(Stored entries)
● ● ● ● ● ● ●

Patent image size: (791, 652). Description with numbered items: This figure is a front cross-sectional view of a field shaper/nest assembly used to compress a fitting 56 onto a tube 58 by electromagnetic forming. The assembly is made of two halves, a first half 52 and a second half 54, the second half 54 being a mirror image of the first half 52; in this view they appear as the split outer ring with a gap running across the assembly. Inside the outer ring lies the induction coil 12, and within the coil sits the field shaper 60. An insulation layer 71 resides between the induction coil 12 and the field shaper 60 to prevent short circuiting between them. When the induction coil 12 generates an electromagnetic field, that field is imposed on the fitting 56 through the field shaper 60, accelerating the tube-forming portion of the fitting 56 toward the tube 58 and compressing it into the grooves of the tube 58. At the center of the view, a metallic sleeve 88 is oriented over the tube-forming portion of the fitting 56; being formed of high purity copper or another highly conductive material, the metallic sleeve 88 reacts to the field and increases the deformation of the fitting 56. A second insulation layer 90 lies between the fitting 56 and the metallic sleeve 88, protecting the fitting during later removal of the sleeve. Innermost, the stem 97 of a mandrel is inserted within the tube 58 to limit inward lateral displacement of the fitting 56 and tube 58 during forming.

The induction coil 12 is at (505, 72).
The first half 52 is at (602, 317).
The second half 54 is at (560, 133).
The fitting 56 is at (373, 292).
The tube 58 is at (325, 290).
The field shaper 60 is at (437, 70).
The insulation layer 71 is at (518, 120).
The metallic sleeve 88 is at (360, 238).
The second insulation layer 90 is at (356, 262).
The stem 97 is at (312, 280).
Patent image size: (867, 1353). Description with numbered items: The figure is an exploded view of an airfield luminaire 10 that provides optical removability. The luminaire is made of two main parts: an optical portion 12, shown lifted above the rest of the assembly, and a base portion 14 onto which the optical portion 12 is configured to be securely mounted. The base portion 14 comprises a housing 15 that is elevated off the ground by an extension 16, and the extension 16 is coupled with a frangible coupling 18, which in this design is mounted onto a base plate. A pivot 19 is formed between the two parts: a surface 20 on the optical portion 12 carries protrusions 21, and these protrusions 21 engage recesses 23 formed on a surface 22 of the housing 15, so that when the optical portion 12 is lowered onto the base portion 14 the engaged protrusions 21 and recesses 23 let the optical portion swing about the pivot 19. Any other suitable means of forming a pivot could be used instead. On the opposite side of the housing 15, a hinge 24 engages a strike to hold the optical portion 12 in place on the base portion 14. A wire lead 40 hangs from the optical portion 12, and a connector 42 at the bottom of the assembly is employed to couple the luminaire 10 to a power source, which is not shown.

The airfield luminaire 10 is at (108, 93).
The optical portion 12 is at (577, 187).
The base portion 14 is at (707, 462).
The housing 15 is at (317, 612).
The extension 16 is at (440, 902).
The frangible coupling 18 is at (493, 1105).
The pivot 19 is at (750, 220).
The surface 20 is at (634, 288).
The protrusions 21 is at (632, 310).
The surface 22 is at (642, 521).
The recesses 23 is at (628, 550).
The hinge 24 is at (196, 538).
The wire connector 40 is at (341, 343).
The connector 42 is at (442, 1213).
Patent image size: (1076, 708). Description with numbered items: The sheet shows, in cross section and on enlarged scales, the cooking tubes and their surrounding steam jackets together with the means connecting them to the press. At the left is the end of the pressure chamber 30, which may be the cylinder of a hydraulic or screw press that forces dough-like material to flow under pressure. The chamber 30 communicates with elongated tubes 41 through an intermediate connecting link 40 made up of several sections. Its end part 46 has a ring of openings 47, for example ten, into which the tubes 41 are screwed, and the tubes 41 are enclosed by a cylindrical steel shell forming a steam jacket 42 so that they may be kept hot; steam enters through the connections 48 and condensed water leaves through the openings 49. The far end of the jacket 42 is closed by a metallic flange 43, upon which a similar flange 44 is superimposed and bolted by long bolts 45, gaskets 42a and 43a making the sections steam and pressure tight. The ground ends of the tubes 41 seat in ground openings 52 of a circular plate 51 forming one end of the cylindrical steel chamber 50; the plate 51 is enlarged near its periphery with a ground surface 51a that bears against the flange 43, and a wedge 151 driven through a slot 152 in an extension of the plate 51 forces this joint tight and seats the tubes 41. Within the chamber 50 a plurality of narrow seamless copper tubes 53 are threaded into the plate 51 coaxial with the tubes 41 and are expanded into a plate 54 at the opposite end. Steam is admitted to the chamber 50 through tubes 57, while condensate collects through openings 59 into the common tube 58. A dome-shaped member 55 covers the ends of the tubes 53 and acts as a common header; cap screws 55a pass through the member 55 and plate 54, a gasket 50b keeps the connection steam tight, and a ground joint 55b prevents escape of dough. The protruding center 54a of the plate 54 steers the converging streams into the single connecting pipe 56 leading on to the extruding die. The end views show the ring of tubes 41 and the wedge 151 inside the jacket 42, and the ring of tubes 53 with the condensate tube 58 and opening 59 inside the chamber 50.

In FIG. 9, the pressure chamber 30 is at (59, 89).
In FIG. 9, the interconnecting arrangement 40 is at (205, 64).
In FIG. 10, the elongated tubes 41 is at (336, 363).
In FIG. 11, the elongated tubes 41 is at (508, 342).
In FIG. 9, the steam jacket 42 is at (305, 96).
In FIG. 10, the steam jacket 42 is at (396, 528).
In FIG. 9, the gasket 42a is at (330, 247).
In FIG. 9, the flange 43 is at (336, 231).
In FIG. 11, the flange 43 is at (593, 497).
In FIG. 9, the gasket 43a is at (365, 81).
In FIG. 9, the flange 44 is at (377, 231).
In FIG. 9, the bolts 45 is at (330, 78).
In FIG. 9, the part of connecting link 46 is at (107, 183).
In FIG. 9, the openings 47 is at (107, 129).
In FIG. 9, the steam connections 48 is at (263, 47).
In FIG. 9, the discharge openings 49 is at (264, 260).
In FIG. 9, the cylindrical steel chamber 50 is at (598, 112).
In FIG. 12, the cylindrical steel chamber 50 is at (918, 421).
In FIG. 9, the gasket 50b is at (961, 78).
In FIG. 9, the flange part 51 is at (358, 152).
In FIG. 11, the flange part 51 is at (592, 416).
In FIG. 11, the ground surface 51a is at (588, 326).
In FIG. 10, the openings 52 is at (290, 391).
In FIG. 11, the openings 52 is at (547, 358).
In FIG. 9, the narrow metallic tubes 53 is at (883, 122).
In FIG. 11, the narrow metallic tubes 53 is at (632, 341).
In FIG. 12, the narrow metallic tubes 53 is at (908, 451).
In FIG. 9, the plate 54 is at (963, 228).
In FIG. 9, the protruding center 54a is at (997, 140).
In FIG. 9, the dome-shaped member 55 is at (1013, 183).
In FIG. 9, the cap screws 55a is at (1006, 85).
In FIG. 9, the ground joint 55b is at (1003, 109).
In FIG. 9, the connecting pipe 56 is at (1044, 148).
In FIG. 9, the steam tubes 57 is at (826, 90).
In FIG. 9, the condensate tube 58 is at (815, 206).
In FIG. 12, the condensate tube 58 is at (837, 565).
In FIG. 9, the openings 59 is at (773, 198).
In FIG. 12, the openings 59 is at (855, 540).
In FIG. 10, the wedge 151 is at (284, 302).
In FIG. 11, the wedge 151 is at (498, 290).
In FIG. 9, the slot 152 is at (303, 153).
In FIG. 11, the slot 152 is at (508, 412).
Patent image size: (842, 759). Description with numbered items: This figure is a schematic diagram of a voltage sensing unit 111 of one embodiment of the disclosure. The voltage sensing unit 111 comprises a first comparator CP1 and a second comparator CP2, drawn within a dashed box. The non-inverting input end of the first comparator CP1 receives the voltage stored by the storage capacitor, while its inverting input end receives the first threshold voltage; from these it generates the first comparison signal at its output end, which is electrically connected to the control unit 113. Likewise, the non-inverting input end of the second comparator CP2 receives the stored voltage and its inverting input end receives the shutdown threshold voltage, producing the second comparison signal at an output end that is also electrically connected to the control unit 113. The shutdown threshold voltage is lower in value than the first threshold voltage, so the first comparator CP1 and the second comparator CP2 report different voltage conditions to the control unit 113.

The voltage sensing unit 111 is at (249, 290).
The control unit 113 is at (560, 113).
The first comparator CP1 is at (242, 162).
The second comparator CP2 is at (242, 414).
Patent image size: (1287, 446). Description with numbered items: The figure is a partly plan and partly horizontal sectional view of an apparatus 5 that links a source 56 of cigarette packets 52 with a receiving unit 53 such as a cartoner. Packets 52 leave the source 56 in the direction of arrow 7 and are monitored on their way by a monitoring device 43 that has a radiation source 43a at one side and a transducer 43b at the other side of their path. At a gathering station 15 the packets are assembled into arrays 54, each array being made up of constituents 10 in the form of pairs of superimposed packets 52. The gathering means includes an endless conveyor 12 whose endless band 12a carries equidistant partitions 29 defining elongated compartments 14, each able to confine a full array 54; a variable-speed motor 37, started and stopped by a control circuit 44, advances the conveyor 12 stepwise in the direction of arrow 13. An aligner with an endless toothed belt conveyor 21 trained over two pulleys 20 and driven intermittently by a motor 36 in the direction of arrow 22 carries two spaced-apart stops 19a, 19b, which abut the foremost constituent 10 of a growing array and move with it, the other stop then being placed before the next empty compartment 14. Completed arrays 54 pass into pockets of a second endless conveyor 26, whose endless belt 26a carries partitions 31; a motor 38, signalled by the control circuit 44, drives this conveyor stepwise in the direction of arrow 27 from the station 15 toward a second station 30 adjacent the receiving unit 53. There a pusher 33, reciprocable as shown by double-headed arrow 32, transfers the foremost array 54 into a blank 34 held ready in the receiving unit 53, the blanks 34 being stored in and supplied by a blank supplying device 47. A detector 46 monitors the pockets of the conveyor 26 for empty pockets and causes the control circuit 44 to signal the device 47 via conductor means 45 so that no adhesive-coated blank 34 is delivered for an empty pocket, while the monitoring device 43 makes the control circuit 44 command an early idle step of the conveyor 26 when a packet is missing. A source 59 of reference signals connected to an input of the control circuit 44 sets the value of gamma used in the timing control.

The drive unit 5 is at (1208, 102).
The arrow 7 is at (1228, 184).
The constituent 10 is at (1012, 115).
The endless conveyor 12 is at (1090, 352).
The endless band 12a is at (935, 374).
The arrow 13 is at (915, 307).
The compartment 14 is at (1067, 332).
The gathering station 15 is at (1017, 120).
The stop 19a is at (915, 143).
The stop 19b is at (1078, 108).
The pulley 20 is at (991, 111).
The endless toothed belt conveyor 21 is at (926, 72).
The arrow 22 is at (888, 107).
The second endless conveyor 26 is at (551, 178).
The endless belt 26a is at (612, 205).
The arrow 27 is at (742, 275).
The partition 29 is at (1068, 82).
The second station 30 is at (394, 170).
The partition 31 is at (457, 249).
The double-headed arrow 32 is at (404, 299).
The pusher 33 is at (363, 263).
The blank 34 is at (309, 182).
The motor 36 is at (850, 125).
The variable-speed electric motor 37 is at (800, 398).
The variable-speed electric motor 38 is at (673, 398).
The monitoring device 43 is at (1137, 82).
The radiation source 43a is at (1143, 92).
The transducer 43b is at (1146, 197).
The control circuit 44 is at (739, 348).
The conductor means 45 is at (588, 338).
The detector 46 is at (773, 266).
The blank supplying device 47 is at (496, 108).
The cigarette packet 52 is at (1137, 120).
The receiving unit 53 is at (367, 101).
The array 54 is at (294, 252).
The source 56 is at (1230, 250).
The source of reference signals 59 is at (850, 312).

● ● ● ● ● ● ●

■ **Task goal**
Repeat every line of the items exactly, from the line containing "Patent image size: (867, 1353)." down to the line containing "The connector 42 is at (442, 1213).", including both of those lines.

■ **Written solution**
Patent image size: (867, 1353). Description with numbered items: The figure is an exploded view of an airfield luminaire 10 that provides optical removability. The luminaire is made of two main parts: an optical portion 12, shown lifted above the rest of the assembly, and a base portion 14 onto which the optical portion 12 is configured to be securely mounted. The base portion 14 comprises a housing 15 that is elevated off the ground by an extension 16, and the extension 16 is coupled with a frangible coupling 18, which in this design is mounted onto a base plate. A pivot 19 is formed between the two parts: a surface 20 on the optical portion 12 carries protrusions 21, and these protrusions 21 engage recesses 23 formed on a surface 22 of the housing 15, so that when the optical portion 12 is lowered onto the base portion 14 the engaged protrusions 21 and recesses 23 let the optical portion swing about the pivot 19. Any other suitable means of forming a pivot could be used instead. On the opposite side of the housing 15, a hinge 24 engages a strike to hold the optical portion 12 in place on the base portion 14. A wire lead 40 hangs from the optical portion 12, and a connector 42 at the bottom of the assembly is employed to couple the luminaire 10 to a power source, which is not shown.

The airfield luminaire 10 is at (108, 93).
The optical portion 12 is at (577, 187).
The base portion 14 is at (707, 462).
The housing 15 is at (317, 612).
The extension 16 is at (440, 902).
The frangible coupling 18 is at (493, 1105).
The pivot 19 is at (750, 220).
The surface 20 is at (634, 288).
The protrusions 21 is at (632, 310).
The surface 22 is at (642, 521).
The recesses 23 is at (628, 550).
The hinge 24 is at (196, 538).
The wire connector 40 is at (341, 343).
The connector 42 is at (442, 1213).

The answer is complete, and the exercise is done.